=== Problem to work on ===
Filter the lines below, copying only those with the string "Outer".

****************************************

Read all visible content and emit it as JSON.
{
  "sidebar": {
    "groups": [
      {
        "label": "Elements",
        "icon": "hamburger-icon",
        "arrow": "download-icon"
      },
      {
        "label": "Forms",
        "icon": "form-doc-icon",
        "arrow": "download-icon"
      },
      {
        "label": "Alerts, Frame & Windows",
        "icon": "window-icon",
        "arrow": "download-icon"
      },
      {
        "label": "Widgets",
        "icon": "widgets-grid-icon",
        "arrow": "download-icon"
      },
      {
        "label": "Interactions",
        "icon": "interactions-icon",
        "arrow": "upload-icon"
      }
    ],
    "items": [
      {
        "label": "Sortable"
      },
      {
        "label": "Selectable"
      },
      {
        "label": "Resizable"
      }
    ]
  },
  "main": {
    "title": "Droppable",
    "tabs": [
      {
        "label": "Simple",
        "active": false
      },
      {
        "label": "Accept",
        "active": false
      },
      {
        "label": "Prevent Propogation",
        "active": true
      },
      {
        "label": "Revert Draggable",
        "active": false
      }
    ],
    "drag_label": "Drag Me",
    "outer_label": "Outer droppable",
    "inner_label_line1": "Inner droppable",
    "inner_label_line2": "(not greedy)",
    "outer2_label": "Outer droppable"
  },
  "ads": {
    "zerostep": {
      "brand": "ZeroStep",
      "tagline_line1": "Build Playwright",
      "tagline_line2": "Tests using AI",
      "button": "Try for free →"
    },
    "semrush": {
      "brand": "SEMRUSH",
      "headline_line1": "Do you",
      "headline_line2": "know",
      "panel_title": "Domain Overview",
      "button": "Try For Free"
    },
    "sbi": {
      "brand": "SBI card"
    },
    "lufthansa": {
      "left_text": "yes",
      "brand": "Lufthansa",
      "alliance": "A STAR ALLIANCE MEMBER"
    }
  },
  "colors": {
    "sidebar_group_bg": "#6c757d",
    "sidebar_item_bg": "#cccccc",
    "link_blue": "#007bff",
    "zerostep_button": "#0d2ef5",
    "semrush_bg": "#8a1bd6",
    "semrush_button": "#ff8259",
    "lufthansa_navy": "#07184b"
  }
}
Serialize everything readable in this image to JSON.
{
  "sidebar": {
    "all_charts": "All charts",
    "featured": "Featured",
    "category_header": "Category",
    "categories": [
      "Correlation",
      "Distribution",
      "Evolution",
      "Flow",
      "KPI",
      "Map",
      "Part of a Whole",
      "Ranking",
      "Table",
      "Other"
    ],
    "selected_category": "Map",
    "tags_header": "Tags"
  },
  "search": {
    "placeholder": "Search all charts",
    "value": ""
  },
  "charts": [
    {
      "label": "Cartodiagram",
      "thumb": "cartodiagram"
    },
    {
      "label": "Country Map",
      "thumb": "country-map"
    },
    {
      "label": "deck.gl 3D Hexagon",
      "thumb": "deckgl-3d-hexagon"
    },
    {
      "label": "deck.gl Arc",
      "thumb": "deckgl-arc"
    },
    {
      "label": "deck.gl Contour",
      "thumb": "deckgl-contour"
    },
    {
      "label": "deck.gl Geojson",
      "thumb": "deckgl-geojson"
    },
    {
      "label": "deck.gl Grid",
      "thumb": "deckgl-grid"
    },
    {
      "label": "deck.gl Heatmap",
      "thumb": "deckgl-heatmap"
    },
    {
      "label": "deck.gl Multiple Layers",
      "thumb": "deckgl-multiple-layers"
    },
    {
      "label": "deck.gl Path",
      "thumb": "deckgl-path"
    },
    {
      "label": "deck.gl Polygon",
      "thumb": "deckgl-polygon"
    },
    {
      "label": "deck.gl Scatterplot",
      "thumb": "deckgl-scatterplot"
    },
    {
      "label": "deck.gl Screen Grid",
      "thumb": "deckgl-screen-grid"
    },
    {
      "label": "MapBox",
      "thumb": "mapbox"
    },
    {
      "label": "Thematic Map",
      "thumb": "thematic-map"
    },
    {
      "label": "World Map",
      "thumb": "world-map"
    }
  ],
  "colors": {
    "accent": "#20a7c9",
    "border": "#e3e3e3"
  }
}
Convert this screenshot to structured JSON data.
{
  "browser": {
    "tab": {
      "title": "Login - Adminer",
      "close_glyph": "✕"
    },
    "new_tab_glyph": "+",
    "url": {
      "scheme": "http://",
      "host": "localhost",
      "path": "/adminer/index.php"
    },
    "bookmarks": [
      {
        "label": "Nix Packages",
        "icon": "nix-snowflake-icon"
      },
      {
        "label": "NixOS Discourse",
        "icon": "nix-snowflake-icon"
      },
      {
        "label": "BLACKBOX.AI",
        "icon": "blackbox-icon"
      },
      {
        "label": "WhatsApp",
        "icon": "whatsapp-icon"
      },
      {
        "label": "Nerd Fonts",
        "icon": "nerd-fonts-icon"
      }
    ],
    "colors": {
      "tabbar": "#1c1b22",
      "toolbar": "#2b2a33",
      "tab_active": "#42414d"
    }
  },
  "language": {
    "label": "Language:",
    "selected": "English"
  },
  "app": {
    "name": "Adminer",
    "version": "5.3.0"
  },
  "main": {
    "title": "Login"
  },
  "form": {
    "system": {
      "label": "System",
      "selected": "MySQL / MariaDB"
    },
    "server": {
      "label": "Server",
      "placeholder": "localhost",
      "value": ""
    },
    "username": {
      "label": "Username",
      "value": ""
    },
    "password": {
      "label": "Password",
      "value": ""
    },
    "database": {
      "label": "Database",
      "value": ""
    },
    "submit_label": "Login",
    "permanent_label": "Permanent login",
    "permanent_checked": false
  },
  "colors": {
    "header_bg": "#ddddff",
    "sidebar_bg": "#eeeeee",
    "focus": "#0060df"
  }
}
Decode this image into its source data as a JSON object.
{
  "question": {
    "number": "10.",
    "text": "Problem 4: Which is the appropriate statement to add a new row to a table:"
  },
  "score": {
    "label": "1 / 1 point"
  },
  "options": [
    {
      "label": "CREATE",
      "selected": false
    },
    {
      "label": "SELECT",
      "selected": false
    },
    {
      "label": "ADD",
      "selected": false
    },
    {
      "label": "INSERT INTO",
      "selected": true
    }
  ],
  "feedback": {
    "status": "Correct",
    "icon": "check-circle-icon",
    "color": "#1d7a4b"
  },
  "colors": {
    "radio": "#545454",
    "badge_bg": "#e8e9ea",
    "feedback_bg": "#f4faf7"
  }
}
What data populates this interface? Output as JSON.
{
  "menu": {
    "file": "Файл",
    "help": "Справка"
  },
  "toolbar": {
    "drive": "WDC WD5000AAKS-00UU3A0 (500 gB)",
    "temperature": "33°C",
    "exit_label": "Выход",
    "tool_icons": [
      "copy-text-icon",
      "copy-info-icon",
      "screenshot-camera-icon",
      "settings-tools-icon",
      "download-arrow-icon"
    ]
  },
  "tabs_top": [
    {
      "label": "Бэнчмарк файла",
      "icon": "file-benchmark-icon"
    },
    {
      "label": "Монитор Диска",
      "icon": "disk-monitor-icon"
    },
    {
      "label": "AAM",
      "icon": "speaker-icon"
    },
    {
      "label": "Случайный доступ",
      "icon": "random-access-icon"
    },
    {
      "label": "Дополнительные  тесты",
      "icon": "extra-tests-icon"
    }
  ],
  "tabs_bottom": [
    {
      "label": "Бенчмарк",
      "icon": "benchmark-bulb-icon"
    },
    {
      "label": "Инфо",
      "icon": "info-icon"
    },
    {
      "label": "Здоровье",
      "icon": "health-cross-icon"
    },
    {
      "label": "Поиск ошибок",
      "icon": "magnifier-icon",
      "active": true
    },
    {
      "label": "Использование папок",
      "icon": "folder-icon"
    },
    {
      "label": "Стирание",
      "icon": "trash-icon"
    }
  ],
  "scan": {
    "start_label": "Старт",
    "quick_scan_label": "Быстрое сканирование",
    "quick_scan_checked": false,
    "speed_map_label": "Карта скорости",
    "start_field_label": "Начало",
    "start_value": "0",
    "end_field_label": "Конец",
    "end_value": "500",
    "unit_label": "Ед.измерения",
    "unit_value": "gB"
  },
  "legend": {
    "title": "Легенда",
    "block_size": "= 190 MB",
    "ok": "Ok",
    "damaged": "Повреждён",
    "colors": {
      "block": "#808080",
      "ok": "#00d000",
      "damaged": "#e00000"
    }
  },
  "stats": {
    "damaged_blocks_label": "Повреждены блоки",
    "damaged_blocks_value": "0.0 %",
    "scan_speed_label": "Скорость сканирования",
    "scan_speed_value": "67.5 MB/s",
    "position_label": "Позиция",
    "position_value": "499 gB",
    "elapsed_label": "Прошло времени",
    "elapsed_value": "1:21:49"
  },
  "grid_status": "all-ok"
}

****************************************

=== Response ===
    "outer_label": "Outer droppable",
    "outer2_label": "Outer droppable"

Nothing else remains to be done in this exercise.